Work to complete
Locate the word "Result" in the entries below, then gather every line that holds it.
----- Data for this exercise
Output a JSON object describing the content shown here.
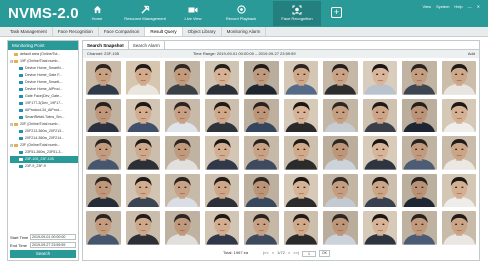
{
  "app": {
    "title": "NVMS-2.0"
  },
  "nav": [
    {
      "label": "Home",
      "icon": "home-icon"
    },
    {
      "label": "Resource Management",
      "icon": "tools-icon"
    },
    {
      "label": "Live View",
      "icon": "camera-icon"
    },
    {
      "label": "Record Playback",
      "icon": "playback-icon"
    },
    {
      "label": "Face Recognition",
      "icon": "face-scan-icon"
    }
  ],
  "topright": {
    "view": "View",
    "system": "System",
    "help": "Help"
  },
  "tabs": [
    "Task Management",
    "Face Recognition",
    "Face Comparison",
    "Result Query",
    "Object Library",
    "Monitoring Alarm"
  ],
  "active_tab": "Result Query",
  "left": {
    "header": "Monitoring Point",
    "tree": [
      {
        "label": "default area (Online/Tot...",
        "level": 1,
        "icon": "folder",
        "toggle": ""
      },
      {
        "label": "19F (Online/Total numb...",
        "level": 1,
        "icon": "folder",
        "toggle": "⊟"
      },
      {
        "label": "Device Home_SmartN...",
        "level": 2,
        "icon": "cam",
        "toggle": ""
      },
      {
        "label": "Device Home_Gate F...",
        "level": 2,
        "icon": "cam",
        "toggle": ""
      },
      {
        "label": "Device Home_SmartL...",
        "level": 2,
        "icon": "cam",
        "toggle": ""
      },
      {
        "label": "Device Home_AIProd...",
        "level": 2,
        "icon": "cam",
        "toggle": ""
      },
      {
        "label": "Gate Face(Dev_Gate...",
        "level": 2,
        "icon": "cam",
        "toggle": ""
      },
      {
        "label": "19F177-3(Dev_19F17...",
        "level": 2,
        "icon": "cam",
        "toggle": ""
      },
      {
        "label": "AIProduct-34_AIProd...",
        "level": 2,
        "icon": "cam",
        "toggle": ""
      },
      {
        "label": "SmartRetail-Twins_Sm...",
        "level": 2,
        "icon": "cam",
        "toggle": ""
      },
      {
        "label": "20F (Online/Total numb...",
        "level": 1,
        "icon": "folder",
        "toggle": "⊟"
      },
      {
        "label": "20F213-360w_20F213...",
        "level": 2,
        "icon": "cam",
        "toggle": ""
      },
      {
        "label": "20F214-360w_20F214...",
        "level": 2,
        "icon": "cam",
        "toggle": ""
      },
      {
        "label": "23F (Online/Total numb...",
        "level": 1,
        "icon": "folder",
        "toggle": "⊟"
      },
      {
        "label": "23F51-360w_23F51-3...",
        "level": 2,
        "icon": "cam",
        "toggle": ""
      },
      {
        "label": "23F-105_23F-105",
        "level": 2,
        "icon": "cam",
        "toggle": "",
        "selected": true
      },
      {
        "label": "23F-9_23F-9",
        "level": 2,
        "icon": "cam",
        "toggle": ""
      }
    ],
    "start_label": "Start Time",
    "start_value": "2019-09-01 00:00:00",
    "end_label": "End Time",
    "end_value": "2019-09-27 23:59:59",
    "search_label": "Search"
  },
  "right": {
    "subtabs": [
      "Search Snapshot",
      "Search Alarm"
    ],
    "active_subtab": "Search Snapshot",
    "channel": "Channel: 23F-105",
    "time_range": "Time Range: 2019-09-01 00:00:00 – 2019-09-27 23:59:59",
    "add": "Add",
    "pager": {
      "total": "Total: 1967 ea",
      "first": "|<<",
      "prev": "<",
      "page": "1/72",
      "next": ">",
      "last": ">>|",
      "input": "1",
      "ok": "OK"
    }
  },
  "faces": [
    {
      "bg": "#c9b9a6",
      "skin": "#c8a184",
      "hair": "#2a2420",
      "shirt": "#2e3a4a"
    },
    {
      "bg": "#d6c6b0",
      "skin": "#d2ab8d",
      "hair": "#1f1a17",
      "shirt": "#eae6df"
    },
    {
      "bg": "#c0b2a0",
      "skin": "#c29b7d",
      "hair": "#2d2622",
      "shirt": "#3b3f46"
    },
    {
      "bg": "#cfc3b1",
      "skin": "#d6b194",
      "hair": "#241e1b",
      "shirt": "#2a2f38"
    },
    {
      "bg": "#b9ad9d",
      "skin": "#c09a7e",
      "hair": "#1d1917",
      "shirt": "#1f2530"
    },
    {
      "bg": "#d4c7b6",
      "skin": "#cfa889",
      "hair": "#2b2420",
      "shirt": "#556a86"
    },
    {
      "bg": "#c5b8a6",
      "skin": "#caa386",
      "hair": "#221d1a",
      "shirt": "#2d2d2d"
    },
    {
      "bg": "#d9cdbd",
      "skin": "#d9b69b",
      "hair": "#1a1614",
      "shirt": "#b9c3cf"
    },
    {
      "bg": "#c2b4a2",
      "skin": "#c49d80",
      "hair": "#2a231f",
      "shirt": "#3d4452"
    },
    {
      "bg": "#cbbdaa",
      "skin": "#cda78a",
      "hair": "#1e1a17",
      "shirt": "#e8e5e0"
    },
    {
      "bg": "#bfb2a1",
      "skin": "#bf987b",
      "hair": "#27211d",
      "shirt": "#2b3140"
    },
    {
      "bg": "#d2c5b3",
      "skin": "#d3ad90",
      "hair": "#1c1815",
      "shirt": "#41506a"
    },
    {
      "bg": "#c7baa8",
      "skin": "#c8a083",
      "hair": "#2c2521",
      "shirt": "#dfe4ea"
    },
    {
      "bg": "#cdbfad",
      "skin": "#d0a98b",
      "hair": "#201b18",
      "shirt": "#2f343c"
    },
    {
      "bg": "#bdb09f",
      "skin": "#bd9679",
      "hair": "#29221e",
      "shirt": "#34455e"
    },
    {
      "bg": "#d7cab9",
      "skin": "#d7b397",
      "hair": "#1b1714",
      "shirt": "#2a2a2a"
    },
    {
      "bg": "#c4b6a4",
      "skin": "#c69f82",
      "hair": "#2e2723",
      "shirt": "#c7ccd3"
    },
    {
      "bg": "#d0c2b0",
      "skin": "#cda688",
      "hair": "#1f1a17",
      "shirt": "#3a3f49"
    },
    {
      "bg": "#bbae9d",
      "skin": "#bb9477",
      "hair": "#25201c",
      "shirt": "#1e2633"
    },
    {
      "bg": "#d5c8b7",
      "skin": "#d5b093",
      "hair": "#1d1916",
      "shirt": "#f0eeea"
    },
    {
      "bg": "#c3b5a3",
      "skin": "#c39c7f",
      "hair": "#2a2420",
      "shirt": "#46566e"
    },
    {
      "bg": "#ccbeac",
      "skin": "#cfa98b",
      "hair": "#211c19",
      "shirt": "#2c2f35"
    },
    {
      "bg": "#c0b3a2",
      "skin": "#c19a7d",
      "hair": "#2b2420",
      "shirt": "#e2e0dc"
    },
    {
      "bg": "#d3c6b4",
      "skin": "#d4ae91",
      "hair": "#1c1815",
      "shirt": "#30384a"
    },
    {
      "bg": "#c6b9a7",
      "skin": "#c9a285",
      "hair": "#27211d",
      "shirt": "#3e4a5d"
    },
    {
      "bg": "#cec0ae",
      "skin": "#d1aa8c",
      "hair": "#1f1a17",
      "shirt": "#2b2b2b"
    },
    {
      "bg": "#bcae9d",
      "skin": "#be977a",
      "hair": "#2d2622",
      "shirt": "#cdd3da"
    },
    {
      "bg": "#d8cbba",
      "skin": "#d8b498",
      "hair": "#1a1614",
      "shirt": "#2e3540"
    },
    {
      "bg": "#c1b3a1",
      "skin": "#c29b7e",
      "hair": "#29231f",
      "shirt": "#4c5c75"
    },
    {
      "bg": "#cabcaa",
      "skin": "#cca587",
      "hair": "#211c19",
      "shirt": "#ebe8e3"
    },
    {
      "bg": "#beb1a0",
      "skin": "#bf987b",
      "hair": "#2c2521",
      "shirt": "#262c38"
    },
    {
      "bg": "#d1c4b2",
      "skin": "#d2ac8e",
      "hair": "#1e1a17",
      "shirt": "#3b4453"
    },
    {
      "bg": "#c8baa8",
      "skin": "#c9a184",
      "hair": "#28221e",
      "shirt": "#d9dee4"
    },
    {
      "bg": "#cfc1af",
      "skin": "#cea789",
      "hair": "#201b18",
      "shirt": "#2d3037"
    },
    {
      "bg": "#bdb09e",
      "skin": "#bc9578",
      "hair": "#2b2420",
      "shirt": "#37485f"
    },
    {
      "bg": "#d6c9b8",
      "skin": "#d6b296",
      "hair": "#1b1714",
      "shirt": "#2b2b2b"
    },
    {
      "bg": "#c3b6a4",
      "skin": "#c59e81",
      "hair": "#2e2723",
      "shirt": "#c4cad1"
    },
    {
      "bg": "#cdbfad",
      "skin": "#cca587",
      "hair": "#1f1a17",
      "shirt": "#394050"
    },
    {
      "bg": "#bbaf9e",
      "skin": "#ba9376",
      "hair": "#26201c",
      "shirt": "#1f2734"
    },
    {
      "bg": "#d4c7b6",
      "skin": "#d4af92",
      "hair": "#1c1815",
      "shirt": "#efede9"
    },
    {
      "bg": "#c2b4a2",
      "skin": "#c39c7f",
      "hair": "#2a2420",
      "shirt": "#45556d"
    },
    {
      "bg": "#cbbdab",
      "skin": "#cea88a",
      "hair": "#211c19",
      "shirt": "#2c2f35"
    },
    {
      "bg": "#bfb2a1",
      "skin": "#c0997c",
      "hair": "#2b2420",
      "shirt": "#e1dfdb"
    },
    {
      "bg": "#d2c5b3",
      "skin": "#d3ad90",
      "hair": "#1c1815",
      "shirt": "#2f3749"
    },
    {
      "bg": "#c5b8a6",
      "skin": "#c8a184",
      "hair": "#27211d",
      "shirt": "#3d495c"
    },
    {
      "bg": "#cdbfad",
      "skin": "#d0a98b",
      "hair": "#1f1a17",
      "shirt": "#2a2a2a"
    },
    {
      "bg": "#bbad9c",
      "skin": "#bd9679",
      "hair": "#2d2622",
      "shirt": "#ccd2d9"
    },
    {
      "bg": "#d7cab9",
      "skin": "#d7b397",
      "hair": "#1a1614",
      "shirt": "#2d343f"
    },
    {
      "bg": "#c0b2a0",
      "skin": "#c19a7d",
      "hair": "#29231f",
      "shirt": "#4b5b74"
    },
    {
      "bg": "#c9bba9",
      "skin": "#cba486",
      "hair": "#211c19",
      "shirt": "#eae7e2"
    }
  ]
}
----------
Problem solution
    "Result Query",
  "active_tab": "Result Query",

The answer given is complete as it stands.